[Items listed in a dataset]
* * * * * * *

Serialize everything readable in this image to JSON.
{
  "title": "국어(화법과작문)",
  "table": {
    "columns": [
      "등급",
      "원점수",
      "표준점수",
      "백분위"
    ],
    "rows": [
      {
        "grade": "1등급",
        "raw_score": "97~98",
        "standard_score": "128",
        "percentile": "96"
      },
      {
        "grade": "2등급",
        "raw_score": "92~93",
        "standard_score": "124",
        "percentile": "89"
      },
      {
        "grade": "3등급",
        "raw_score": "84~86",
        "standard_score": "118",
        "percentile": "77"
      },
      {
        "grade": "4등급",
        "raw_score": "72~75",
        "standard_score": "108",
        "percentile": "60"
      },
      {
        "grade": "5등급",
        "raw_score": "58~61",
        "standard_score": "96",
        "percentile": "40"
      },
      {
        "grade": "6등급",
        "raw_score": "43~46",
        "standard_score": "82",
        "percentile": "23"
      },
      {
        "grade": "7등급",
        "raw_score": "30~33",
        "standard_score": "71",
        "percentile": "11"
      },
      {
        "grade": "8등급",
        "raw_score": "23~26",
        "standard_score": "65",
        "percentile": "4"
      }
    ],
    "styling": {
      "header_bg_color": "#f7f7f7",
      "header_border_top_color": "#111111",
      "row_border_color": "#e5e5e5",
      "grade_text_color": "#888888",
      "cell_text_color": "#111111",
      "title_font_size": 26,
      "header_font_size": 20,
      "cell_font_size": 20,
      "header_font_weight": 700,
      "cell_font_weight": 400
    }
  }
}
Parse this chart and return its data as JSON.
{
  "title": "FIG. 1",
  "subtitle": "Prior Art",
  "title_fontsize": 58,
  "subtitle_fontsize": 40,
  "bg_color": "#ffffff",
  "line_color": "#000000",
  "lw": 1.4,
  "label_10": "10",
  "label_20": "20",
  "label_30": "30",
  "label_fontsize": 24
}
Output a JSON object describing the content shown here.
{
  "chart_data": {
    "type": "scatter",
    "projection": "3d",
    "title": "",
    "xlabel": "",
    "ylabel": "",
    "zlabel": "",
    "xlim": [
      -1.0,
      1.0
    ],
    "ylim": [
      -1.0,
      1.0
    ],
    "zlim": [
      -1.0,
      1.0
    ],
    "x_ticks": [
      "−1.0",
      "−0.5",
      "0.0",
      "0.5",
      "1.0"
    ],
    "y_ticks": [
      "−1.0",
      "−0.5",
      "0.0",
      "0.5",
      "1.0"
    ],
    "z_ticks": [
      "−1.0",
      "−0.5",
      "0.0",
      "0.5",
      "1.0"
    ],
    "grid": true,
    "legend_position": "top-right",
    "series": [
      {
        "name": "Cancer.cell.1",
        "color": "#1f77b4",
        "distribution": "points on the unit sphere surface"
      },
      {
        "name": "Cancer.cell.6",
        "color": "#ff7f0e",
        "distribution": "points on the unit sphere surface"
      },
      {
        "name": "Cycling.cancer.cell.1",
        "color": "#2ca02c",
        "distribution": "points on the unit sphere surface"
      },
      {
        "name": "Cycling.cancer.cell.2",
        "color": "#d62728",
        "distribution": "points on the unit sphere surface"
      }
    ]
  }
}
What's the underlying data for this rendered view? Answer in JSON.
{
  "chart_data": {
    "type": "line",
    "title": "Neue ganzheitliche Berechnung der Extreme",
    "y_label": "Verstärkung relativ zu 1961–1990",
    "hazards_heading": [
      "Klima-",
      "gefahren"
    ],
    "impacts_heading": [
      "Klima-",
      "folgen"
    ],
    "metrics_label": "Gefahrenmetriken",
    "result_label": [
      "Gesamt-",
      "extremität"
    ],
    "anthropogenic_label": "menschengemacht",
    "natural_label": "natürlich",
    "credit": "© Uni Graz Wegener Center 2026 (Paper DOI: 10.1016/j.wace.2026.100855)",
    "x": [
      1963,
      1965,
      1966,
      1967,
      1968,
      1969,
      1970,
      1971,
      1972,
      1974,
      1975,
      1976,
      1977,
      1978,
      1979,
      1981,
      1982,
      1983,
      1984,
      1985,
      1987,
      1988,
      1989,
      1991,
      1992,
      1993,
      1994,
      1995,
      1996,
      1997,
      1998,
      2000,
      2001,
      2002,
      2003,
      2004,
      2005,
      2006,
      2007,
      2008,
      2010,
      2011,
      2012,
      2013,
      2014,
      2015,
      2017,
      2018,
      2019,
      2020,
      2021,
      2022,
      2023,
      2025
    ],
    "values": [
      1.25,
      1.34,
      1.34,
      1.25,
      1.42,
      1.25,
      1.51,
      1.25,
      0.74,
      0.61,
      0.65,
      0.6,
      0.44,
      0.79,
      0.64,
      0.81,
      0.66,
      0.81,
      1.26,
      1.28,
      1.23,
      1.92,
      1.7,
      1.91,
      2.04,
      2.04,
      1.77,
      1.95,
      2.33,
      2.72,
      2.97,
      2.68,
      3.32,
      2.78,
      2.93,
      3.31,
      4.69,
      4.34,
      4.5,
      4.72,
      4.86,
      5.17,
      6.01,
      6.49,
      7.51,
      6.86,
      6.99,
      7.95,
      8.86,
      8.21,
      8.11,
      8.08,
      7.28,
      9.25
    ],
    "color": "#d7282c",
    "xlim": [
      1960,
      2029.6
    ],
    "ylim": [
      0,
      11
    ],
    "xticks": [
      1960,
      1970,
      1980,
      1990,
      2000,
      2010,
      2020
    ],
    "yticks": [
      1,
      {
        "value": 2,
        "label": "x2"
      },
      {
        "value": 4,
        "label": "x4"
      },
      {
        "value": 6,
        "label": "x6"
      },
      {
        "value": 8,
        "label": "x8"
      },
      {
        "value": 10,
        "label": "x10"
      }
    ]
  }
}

* * * * * * *

> _What to produce_
Out of the records, collect only those lines that contain the string "percentile".

> _Answer_
        "percentile": "96"
        "percentile": "89"
        "percentile": "77"
        "percentile": "60"
        "percentile": "40"
        "percentile": "23"
        "percentile": "11"
        "percentile": "4"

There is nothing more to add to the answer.